━━━━━ Exercise data ━━━━━
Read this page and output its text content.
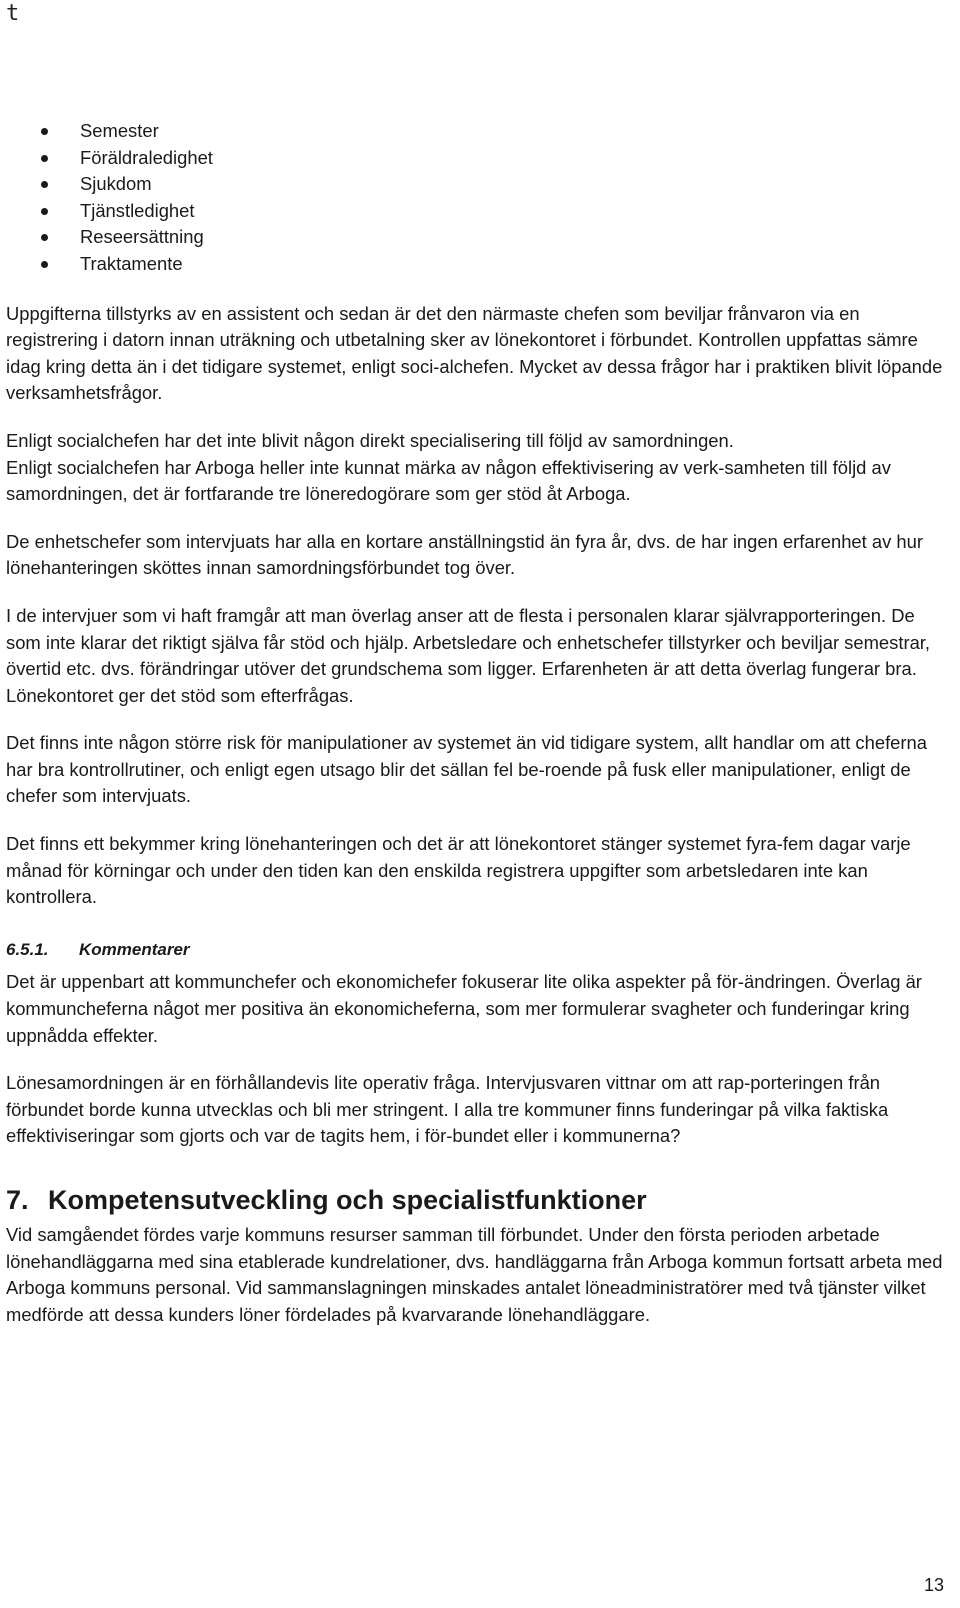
t
Semester
Föräldraledighet
Sjukdom
Tjänstledighet
Reseersättning
Traktamente

Uppgifterna tillstyrks av en assistent och sedan är det den närmaste chefen som beviljar frånvaron via en registrering i datorn innan uträkning och utbetalning sker av lönekontoret i förbundet. Kontrollen uppfattas sämre idag kring detta än i det tidigare systemet, enligt soci-alchefen. Mycket av dessa frågor har i praktiken blivit löpande verksamhetsfrågor.

Enligt socialchefen har det inte blivit någon direkt specialisering till följd av samordningen.

Enligt socialchefen har Arboga heller inte kunnat märka av någon effektivisering av verk-samheten till följd av samordningen, det är fortfarande tre löneredogörare som ger stöd åt Arboga.

De enhetschefer som intervjuats har alla en kortare anställningstid än fyra år, dvs. de har ingen erfarenhet av hur lönehanteringen sköttes innan samordningsförbundet tog över.

I de intervjuer som vi haft framgår att man överlag anser att de flesta i personalen klarar självrapporteringen. De som inte klarar det riktigt själva får stöd och hjälp. Arbetsledare och enhetschefer tillstyrker och beviljar semestrar, övertid etc. dvs. förändringar utöver det grundschema som ligger. Erfarenheten är att detta överlag fungerar bra. Lönekontoret ger det stöd som efterfrågas.

Det finns inte någon större risk för manipulationer av systemet än vid tidigare system, allt handlar om att cheferna har bra kontrollrutiner, och enligt egen utsago blir det sällan fel be-roende på fusk eller manipulationer, enligt de chefer som intervjuats.

Det finns ett bekymmer kring lönehanteringen och det är att lönekontoret stänger systemet fyra-fem dagar varje månad för körningar och under den tiden kan den enskilda registrera uppgifter som arbetsledaren inte kan kontrollera.

6.5.1.	Kommentarer

Det är uppenbart att kommunchefer och ekonomichefer fokuserar lite olika aspekter på för-ändringen. Överlag är kommuncheferna något mer positiva än ekonomicheferna, som mer formulerar svagheter och funderingar kring uppnådda effekter.

Lönesamordningen är en förhållandevis lite operativ fråga. Intervjusvaren vittnar om att rap-porteringen från förbundet borde kunna utvecklas och bli mer stringent. I alla tre kommuner finns funderingar på vilka faktiska effektiviseringar som gjorts och var de tagits hem, i för-bundet eller i kommunerna?

7. Kompetensutveckling och specialistfunktioner

Vid samgåendet fördes varje kommuns resurser samman till förbundet. Under den första perioden arbetade lönehandläggarna med sina etablerade kundrelationer, dvs. handläggarna från Arboga kommun fortsatt arbeta med Arboga kommuns personal. Vid sammanslagningen minskades antalet löneadministratörer med två tjänster vilket medförde att dessa kunders löner fördelades på kvarvarande lönehandläggare.

13
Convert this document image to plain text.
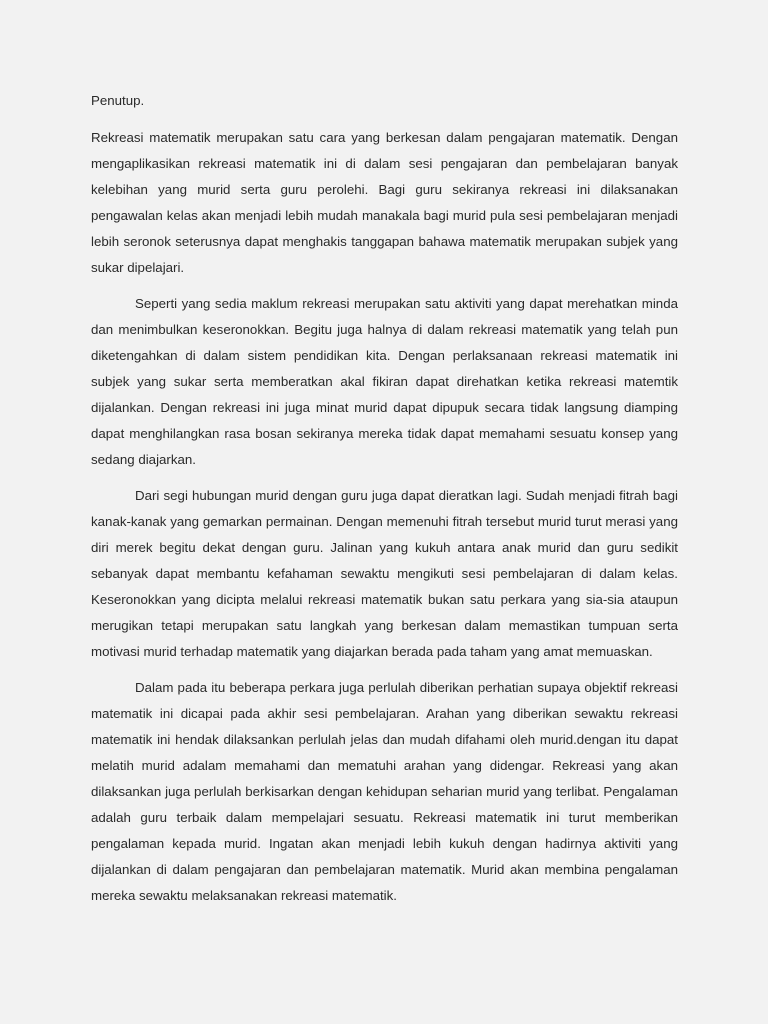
Penutup.

Rekreasi matematik merupakan satu cara yang berkesan dalam pengajaran matematik. Dengan mengaplikasikan rekreasi matematik ini di dalam sesi pengajaran dan pembelajaran banyak kelebihan yang murid serta guru perolehi. Bagi guru sekiranya rekreasi ini dilaksanakan pengawalan kelas akan menjadi lebih mudah manakala bagi murid pula sesi pembelajaran menjadi lebih seronok seterusnya dapat menghakis tanggapan bahawa matematik merupakan subjek yang sukar dipelajari.

Seperti yang sedia maklum rekreasi merupakan satu aktiviti yang dapat merehatkan minda dan menimbulkan keseronokkan. Begitu juga halnya di dalam rekreasi matematik yang telah pun diketengahkan di dalam sistem pendidikan kita. Dengan perlaksanaan rekreasi matematik ini subjek yang sukar serta memberatkan akal fikiran dapat direhatkan ketika rekreasi matemtik dijalankan. Dengan rekreasi ini juga minat murid dapat dipupuk secara tidak langsung diamping dapat menghilangkan rasa bosan sekiranya mereka tidak dapat memahami sesuatu konsep yang sedang diajarkan.

Dari segi hubungan murid dengan guru juga dapat dieratkan lagi. Sudah menjadi fitrah bagi kanak-kanak yang gemarkan permainan. Dengan memenuhi fitrah tersebut murid turut merasi yang diri merek begitu dekat dengan guru. Jalinan yang kukuh antara anak murid dan guru sedikit sebanyak dapat membantu kefahaman sewaktu mengikuti sesi pembelajaran di dalam kelas. Keseronokkan yang dicipta melalui rekreasi matematik bukan satu perkara yang sia-sia ataupun merugikan tetapi merupakan satu langkah yang berkesan dalam memastikan tumpuan serta motivasi murid terhadap matematik yang diajarkan berada pada taham yang amat memuaskan.

Dalam pada itu beberapa perkara juga perlulah diberikan perhatian supaya objektif rekreasi matematik ini dicapai pada akhir sesi pembelajaran. Arahan yang diberikan sewaktu rekreasi matematik ini hendak dilaksankan perlulah jelas dan mudah difahami oleh murid.dengan itu dapat melatih murid adalam memahami dan mematuhi arahan yang didengar. Rekreasi yang akan dilaksankan juga perlulah berkisarkan dengan kehidupan seharian murid yang terlibat. Pengalaman adalah guru terbaik dalam mempelajari sesuatu. Rekreasi matematik ini turut memberikan pengalaman kepada murid. Ingatan akan menjadi lebih kukuh dengan hadirnya aktiviti yang dijalankan di dalam pengajaran dan pembelajaran matematik. Murid akan membina pengalaman mereka sewaktu melaksanakan rekreasi matematik.
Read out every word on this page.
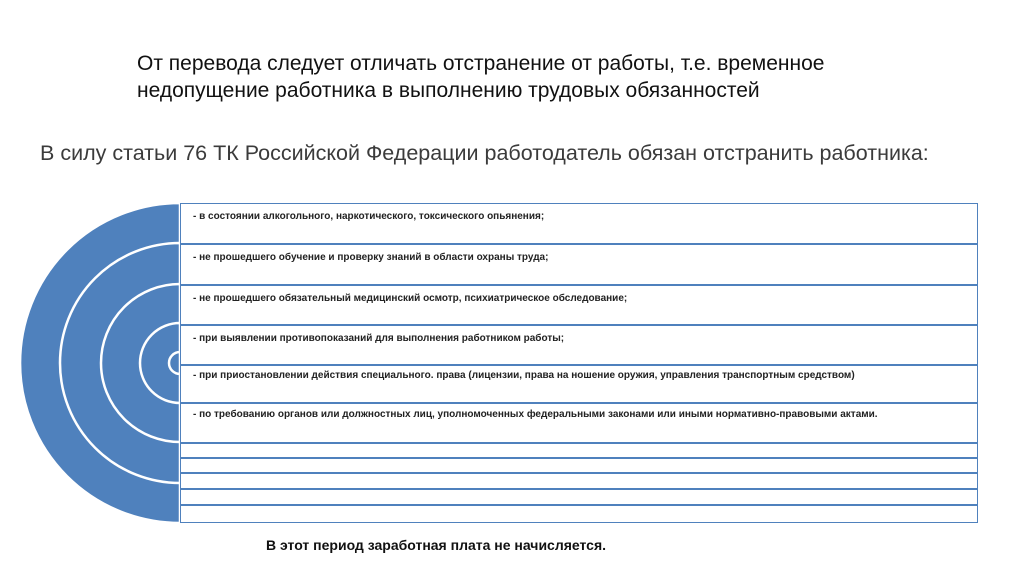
От перевода следует отличать отстранение от работы, т.е. временное недопущение работника в выполнению трудовых обязанностей
В силу статьи 76 ТК Российской Федерации работодатель обязан отстранить работника:
- в состоянии алкогольного, наркотического, токсического опьянения;
- не прошедшего обучение и проверку знаний в области охраны труда;
- не прошедшего обязательный медицинский осмотр, психиатрическое обследование;
- при выявлении противопоказаний для выполнения работником работы;
- при приостановлении действия специального. права (лицензии, права на ношение оружия, управления транспортным средством)
- по требованию органов или должностных лиц, уполномоченных федеральными законами или иными нормативно-правовыми актами.
В этот период заработная плата не начисляется.
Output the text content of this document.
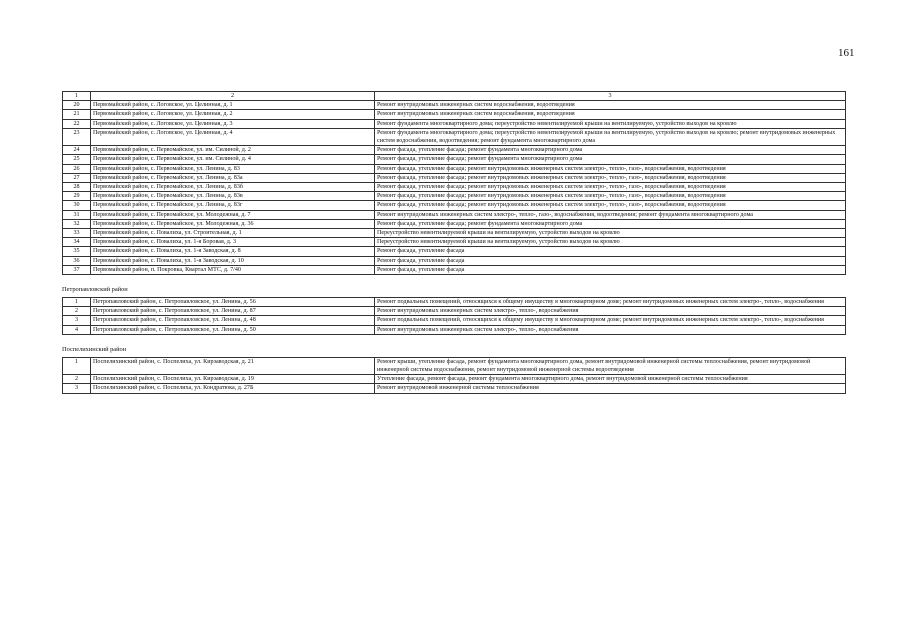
161
1	2	3
20	Первомайский район, с. Логовское, ул. Целинная, д. 1	Ремонт внутридомовых инженерных систем водоснабжения, водоотведения
21	Первомайский район, с. Логовское, ул. Целинная, д. 2	Ремонт внутридомовых инженерных систем водоснабжения, водоотведения
22	Первомайский район, с. Логовское, ул. Целинная, д. 3	Ремонт фундамента многоквартирного дома; переустройство невентилируемой крыши на вентилируемую, устройство выходов на кровлю
23	Первомайский район, с. Логовское, ул. Целинная, д. 4	Ремонт фундамента многоквартирного дома; переустройство невентилируемой крыши на вентилируемую, устройство выходов на кровлю; ремонт внутридомовых инженерных систем водоснабжения, водоотведения; ремонт фундамента многоквартирного дома
24	Первомайский район, с. Первомайское, ул. им. Силиной, д. 2	Ремонт фасада, утепление фасада; ремонт фундамента многоквартирного дома
25	Первомайский район, с. Первомайское, ул. им. Силиной, д. 4	Ремонт фасада, утепление фасада; ремонт фундамента многоквартирного дома
26	Первомайский район, с. Первомайское, ул. Ленина, д. 83	Ремонт фасада, утепление фасада; ремонт внутридомовых инженерных систем электро-, тепло-, газо-, водоснабжения, водоотведения
27	Первомайский район, с. Первомайское, ул. Ленина, д. 83а	Ремонт фасада, утепление фасада; ремонт внутридомовых инженерных систем электро-, тепло-, газо-, водоснабжения, водоотведения
28	Первомайский район, с. Первомайское, ул. Ленина, д. 83б	Ремонт фасада, утепление фасада; ремонт внутридомовых инженерных систем электро-, тепло-, газо-, водоснабжения, водоотведения
29	Первомайский район, с. Первомайское, ул. Ленина, д. 83в	Ремонт фасада, утепление фасада; ремонт внутридомовых инженерных систем электро-, тепло-, газо-, водоснабжения, водоотведения
30	Первомайский район, с. Первомайское, ул. Ленина, д. 83г	Ремонт фасада, утепление фасада; ремонт внутридомовых инженерных систем электро-, тепло-, газо-, водоснабжения, водоотведения
31	Первомайский район, с. Первомайское, ул. Молодежная, д. 7	Ремонт внутридомовых инженерных систем электро-, тепло-, газо-, водоснабжения, водоотведения; ремонт фундамента многоквартирного дома
32	Первомайский район, с. Первомайское, ул. Молодежная, д. 36	Ремонт фасада, утепление фасада; ремонт фундамента многоквартирного дома
33	Первомайский район, с. Повалиха, ул. Строительная, д. 1	Переустройство невентилируемой крыши на вентилируемую, устройство выходов на кровлю
34	Первомайский район, с. Повалиха, ул. 1-я Боровая, д. 3	Переустройство невентилируемой крыши на вентилируемую, устройство выходов на кровлю
35	Первомайский район, с. Повалиха, ул. 1-я Заводская, д. 8	Ремонт фасада, утепление фасада
36	Первомайский район, с. Повалиха, ул. 1-я Заводская, д. 10	Ремонт фасада, утепление фасада
37	Первомайский район, п. Покровка, Квартал МТС, д. 7/40	Ремонт фасада, утепление фасада
Петропавловский район
1	Петропавловский район, с. Петропавловское, ул. Ленина, д. 56	Ремонт подвальных помещений, относящихся к общему имуществу в многоквартирном доме; ремонт внутридомовых инженерных систем электро-, тепло-, водоснабжения
2	Петропавловский район, с. Петропавловское, ул. Ленина, д. 87	Ремонт внутридомовых инженерных систем электро-, тепло-, водоснабжения
3	Петропавловский район, с. Петропавловское, ул. Ленина, д. 48	Ремонт подвальных помещений, относящихся к общему имуществу в многоквартирном доме; ремонт внутридомовых инженерных систем электро-, тепло-, водоснабжения
4	Петропавловский район, с. Петропавловское, ул. Ленина, д. 50	Ремонт внутридомовых инженерных систем электро-, тепло-, водоснабжения
Поспелихинский район
1	Поспелихинский район, с. Поспелиха, ул. Кирзаводская, д. 21	Ремонт крыши, утепление фасада, ремонт фундамента многоквартирного дома, ремонт внутридомовой инженерной системы теплоснабжения, ремонт внутридомовой инженерной системы водоснабжения, ремонт внутридомовой инженерной системы водоотведения
2	Поспелихинский район, с. Поспелиха, ул. Кирзаводская, д. 19	Утепление фасада, ремонт фасада, ремонт фундамента многоквартирного дома, ремонт внутридомовой инженерной системы теплоснабжения
3	Поспелихинский район, с. Поспелиха, ул. Кондратюка, д. 27Б	Ремонт внутридомовой инженерной системы теплоснабжения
━━━━━
● **Your task**:
Working from the material above, state how many lines contain "systemet"; give only the number.

● **Reply to the exercise**:
3